START Excerpt

It’s not just the products we buy that are pink. Pink branding has spread to our environment, with corporations competing over who will light up the next major monument, be it a pyramid or the Eiffel Tower. Last year, I was part of an art show called PINK that involved local businesses in a small town outside Chicago creating pink window displays simultaneously. It’s no wonder King has observed breast cancer patients counting down the days on an online forum until the end of breast cancer month (October) so they can escape the constant presence of pink and the commoditization of their experience.
Adding insult to injury is the fact that the face of breast cancer tends to be “youthful, ultra-feminine, and radiant with health” as well as Caucasian. What, then, can we make of donut and fried chicken companies launching breast cancer campaigns or cosmetics companies doing the same while continuing to include known carcinogens in their products? They’ve been labeled ‘pink washers’ by a San Francisco-based activist group.

END Excerpt
START Given data

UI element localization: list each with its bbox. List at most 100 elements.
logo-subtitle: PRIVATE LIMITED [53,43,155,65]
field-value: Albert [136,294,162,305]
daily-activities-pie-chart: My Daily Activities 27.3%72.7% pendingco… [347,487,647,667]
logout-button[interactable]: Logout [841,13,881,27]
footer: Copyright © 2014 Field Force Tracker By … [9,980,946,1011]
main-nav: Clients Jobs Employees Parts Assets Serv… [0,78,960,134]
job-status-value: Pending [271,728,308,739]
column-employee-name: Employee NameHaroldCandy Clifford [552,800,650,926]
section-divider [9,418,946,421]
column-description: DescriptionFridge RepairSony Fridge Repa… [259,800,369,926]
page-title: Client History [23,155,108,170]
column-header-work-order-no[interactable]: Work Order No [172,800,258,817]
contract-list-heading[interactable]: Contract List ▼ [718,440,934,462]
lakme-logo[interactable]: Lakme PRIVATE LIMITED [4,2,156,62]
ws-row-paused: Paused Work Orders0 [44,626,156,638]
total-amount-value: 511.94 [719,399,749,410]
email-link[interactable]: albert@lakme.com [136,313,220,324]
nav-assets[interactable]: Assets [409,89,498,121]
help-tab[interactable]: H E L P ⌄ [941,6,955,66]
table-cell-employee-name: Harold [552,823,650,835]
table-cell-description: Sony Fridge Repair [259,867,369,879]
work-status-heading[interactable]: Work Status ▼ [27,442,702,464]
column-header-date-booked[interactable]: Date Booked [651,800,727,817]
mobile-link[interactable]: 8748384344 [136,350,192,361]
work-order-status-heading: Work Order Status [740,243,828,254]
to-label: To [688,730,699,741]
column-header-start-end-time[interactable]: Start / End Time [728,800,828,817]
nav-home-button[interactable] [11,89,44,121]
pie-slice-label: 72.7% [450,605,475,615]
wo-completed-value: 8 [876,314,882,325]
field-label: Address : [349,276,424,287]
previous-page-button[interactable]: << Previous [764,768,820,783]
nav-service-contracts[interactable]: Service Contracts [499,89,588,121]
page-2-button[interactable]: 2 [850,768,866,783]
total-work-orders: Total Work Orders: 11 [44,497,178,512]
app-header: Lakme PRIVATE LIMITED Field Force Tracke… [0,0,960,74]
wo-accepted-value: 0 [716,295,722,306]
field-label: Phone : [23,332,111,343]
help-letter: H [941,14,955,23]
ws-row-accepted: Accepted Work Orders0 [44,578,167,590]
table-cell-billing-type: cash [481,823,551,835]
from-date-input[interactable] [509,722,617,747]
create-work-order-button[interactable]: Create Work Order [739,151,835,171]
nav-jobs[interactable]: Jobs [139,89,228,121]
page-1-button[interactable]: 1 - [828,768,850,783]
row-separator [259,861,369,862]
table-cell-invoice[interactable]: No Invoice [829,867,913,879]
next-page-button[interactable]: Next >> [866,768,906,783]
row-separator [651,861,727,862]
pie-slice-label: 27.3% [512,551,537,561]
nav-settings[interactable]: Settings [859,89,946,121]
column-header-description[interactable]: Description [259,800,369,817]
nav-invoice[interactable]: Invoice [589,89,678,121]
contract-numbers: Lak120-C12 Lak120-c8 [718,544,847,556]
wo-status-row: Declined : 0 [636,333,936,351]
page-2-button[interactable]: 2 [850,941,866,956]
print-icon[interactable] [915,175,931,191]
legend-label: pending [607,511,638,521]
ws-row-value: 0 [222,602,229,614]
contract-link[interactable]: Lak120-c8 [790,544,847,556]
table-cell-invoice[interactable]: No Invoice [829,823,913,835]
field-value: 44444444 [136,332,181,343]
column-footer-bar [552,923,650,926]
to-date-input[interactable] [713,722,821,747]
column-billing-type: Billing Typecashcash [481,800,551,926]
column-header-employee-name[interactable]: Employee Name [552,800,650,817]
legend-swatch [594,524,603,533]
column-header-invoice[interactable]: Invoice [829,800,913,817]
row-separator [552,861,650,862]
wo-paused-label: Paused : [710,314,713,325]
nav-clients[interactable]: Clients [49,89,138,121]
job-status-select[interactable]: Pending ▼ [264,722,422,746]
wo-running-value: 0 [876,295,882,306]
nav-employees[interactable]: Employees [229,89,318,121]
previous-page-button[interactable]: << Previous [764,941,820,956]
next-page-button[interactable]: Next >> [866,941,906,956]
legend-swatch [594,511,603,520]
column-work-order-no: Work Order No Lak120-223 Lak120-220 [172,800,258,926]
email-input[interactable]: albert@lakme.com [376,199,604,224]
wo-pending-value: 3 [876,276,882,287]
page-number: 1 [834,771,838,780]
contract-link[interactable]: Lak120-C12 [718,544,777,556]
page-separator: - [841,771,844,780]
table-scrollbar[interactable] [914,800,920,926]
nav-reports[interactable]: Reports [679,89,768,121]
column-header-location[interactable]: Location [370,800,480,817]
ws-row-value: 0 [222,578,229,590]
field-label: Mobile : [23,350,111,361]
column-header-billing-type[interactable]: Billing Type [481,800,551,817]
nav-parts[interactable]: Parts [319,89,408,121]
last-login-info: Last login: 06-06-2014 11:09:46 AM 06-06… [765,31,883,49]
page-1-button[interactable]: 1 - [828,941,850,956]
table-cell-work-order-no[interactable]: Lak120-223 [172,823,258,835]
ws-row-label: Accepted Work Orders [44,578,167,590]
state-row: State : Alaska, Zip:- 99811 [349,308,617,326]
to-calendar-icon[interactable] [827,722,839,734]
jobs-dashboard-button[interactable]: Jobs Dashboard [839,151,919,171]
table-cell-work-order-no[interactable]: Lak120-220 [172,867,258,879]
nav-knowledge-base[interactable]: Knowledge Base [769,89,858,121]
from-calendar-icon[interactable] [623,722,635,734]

END Given data

▶ **What the task requires**: Write the next part of the passage on pink breast cancer branding, picking up after its final sentence. The listing plays no part in this work.

▶ **Answer to the problem**:
If you think that participating in a walk-a-thon or marathon is a better choice for helping in the fight against breast cancer, you’ll be disappointed to hear that many of them have declared bankruptcy for using trademarked phrasing by a major fundraising corporation. Or that in one of the most high profile fundraisers with well-meaning participants celebrating their own survival or honouring loved ones affected or killed by the disease, almost one-third of the money raised was used for administration and marketing costs as well as entertainment for the participants.